-- START OF Text to read --

File: fronttrees.tex

package info (click to toggle)
spooles 2.2-9
links: PTS, VCS
area: main
in suites: wheezy
size: 19,012 kB
sloc: ansic: 146,834; csh: 3,615; makefile: 2,040; perl: 74
file content (579 lines) | stat: -rw-r--r-- 23,674 bytes
parent folder | download | duplicates (7)
\section{Front Trees}
\label{section:front-trees}
\par
To illustrate the different types of front trees, and their
transformations we do for the sake of efficiency,
we will use an an example the matrix R2D100, a matrix generated by
first randomly triangulating the unit square with 100 grid points.
The resulting matrix has 100 rows and columns.
We ordered the matrix using a generalized nested dissection
algorithm from the {\bf SPOOLES} library. 
On the left in Figure~\ref{fig:R2D100} is the triangulation.
On the right we have labeled the grid points with their place in
the nested dissection ordering.
Note that vertices 90 through 99 form a separator of the graph.
Vertices 0 through 47 are found on the right of the separator, 
vertices 48 through 89 are found on the left
\par
\begin{figure}[htbp]
\caption{R2D100: randomly triangulated, 100 grid points}
\label{fig:R2D100}
\begin{center}
\mbox{
\psfig{file=R2D100.eps,width=3.0in,height=3.00in}
}
\mbox{
\psfig{file=R2D100perm.eps,width=3.0in,height=3.00in}
}
\end{center}
\end{figure}
\par
\subsection{Vertex elimination trees}
\label{subsection:vtx-elim}
\par
Recall that the four ordering methods from
Section~\ref{section:ordering} return an {\tt ETree} object.

-- END OF Text to read --
-- START OF Given entries --

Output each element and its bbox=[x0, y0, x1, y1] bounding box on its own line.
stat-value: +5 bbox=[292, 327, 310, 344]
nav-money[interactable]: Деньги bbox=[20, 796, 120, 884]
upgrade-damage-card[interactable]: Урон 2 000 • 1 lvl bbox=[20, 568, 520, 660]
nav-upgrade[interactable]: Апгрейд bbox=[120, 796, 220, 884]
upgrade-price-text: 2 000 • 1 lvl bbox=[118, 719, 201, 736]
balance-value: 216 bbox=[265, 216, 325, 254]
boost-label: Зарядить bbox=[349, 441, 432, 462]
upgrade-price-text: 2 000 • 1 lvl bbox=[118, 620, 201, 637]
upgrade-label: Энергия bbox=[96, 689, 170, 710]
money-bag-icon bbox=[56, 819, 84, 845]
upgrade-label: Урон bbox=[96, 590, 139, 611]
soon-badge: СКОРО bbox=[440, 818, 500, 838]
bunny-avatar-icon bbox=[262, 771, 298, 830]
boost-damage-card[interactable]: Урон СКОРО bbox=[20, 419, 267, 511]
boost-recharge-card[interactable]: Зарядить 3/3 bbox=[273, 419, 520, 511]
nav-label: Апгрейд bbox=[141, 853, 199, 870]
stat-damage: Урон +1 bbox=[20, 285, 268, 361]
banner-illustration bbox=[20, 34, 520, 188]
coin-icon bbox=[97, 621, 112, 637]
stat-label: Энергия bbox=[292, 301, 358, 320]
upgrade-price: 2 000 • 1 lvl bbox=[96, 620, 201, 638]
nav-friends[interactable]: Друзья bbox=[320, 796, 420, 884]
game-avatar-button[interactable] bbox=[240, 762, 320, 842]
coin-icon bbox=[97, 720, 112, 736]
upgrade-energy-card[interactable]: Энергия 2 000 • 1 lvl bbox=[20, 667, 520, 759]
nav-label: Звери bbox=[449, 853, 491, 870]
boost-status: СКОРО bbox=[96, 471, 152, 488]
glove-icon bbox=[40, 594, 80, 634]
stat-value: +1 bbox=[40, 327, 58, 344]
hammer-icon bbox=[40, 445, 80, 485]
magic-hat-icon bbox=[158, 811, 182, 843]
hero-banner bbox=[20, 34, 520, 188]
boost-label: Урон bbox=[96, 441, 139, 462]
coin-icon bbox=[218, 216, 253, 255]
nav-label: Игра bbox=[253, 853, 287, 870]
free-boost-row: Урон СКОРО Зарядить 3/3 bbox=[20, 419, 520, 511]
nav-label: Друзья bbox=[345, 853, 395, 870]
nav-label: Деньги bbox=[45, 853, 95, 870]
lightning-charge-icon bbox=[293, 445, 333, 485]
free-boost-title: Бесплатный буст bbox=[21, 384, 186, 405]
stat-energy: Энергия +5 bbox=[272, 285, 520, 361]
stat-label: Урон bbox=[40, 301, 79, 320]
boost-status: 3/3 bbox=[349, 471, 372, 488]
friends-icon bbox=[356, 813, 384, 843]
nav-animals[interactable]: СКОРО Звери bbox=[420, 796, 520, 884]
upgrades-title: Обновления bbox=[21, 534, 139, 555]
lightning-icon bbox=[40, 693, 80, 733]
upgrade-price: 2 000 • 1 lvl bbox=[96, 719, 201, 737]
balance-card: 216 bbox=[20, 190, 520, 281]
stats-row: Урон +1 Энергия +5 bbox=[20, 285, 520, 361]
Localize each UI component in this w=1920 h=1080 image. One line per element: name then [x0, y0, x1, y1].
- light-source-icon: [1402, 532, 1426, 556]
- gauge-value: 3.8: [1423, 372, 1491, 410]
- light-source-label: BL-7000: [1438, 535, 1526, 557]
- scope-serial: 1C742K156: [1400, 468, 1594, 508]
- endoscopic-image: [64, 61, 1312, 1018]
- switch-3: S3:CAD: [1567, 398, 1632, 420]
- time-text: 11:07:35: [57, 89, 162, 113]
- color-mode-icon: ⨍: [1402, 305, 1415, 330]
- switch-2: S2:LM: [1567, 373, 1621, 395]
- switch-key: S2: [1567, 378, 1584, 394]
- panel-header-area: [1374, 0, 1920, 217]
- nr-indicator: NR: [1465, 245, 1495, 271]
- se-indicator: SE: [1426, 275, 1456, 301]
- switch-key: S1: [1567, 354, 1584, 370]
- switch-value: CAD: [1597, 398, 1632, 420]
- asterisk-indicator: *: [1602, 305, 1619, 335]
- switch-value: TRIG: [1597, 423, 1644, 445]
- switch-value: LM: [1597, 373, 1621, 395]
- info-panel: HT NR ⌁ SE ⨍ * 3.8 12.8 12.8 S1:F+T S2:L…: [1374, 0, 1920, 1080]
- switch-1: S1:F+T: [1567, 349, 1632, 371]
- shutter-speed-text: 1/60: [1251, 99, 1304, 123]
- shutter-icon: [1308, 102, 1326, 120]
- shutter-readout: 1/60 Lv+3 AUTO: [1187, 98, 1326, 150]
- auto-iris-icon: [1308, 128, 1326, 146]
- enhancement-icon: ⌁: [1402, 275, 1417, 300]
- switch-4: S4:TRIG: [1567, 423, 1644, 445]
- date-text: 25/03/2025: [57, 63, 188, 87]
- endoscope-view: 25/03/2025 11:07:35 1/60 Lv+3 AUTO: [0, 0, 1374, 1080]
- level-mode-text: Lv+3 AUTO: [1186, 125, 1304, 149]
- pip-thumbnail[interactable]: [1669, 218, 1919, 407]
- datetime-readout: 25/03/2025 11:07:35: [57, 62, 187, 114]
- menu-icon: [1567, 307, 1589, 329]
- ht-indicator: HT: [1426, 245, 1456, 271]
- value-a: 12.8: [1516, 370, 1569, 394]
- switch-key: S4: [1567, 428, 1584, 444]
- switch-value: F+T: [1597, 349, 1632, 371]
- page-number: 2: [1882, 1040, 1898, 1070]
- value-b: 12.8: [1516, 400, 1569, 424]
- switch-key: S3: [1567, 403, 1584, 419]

-- END OF Given entries --

**Directions:** In the front trees text, reproduce the part that opens with the words "On the right we" and ends with "of the graph.", changing every "separator" to "vertex separator".

**Solution for this problem:**
On the right we have labeled the grid points with their place in
the nested dissection ordering.
Note that vertices 90 through 99 form a vertex separator of the graph.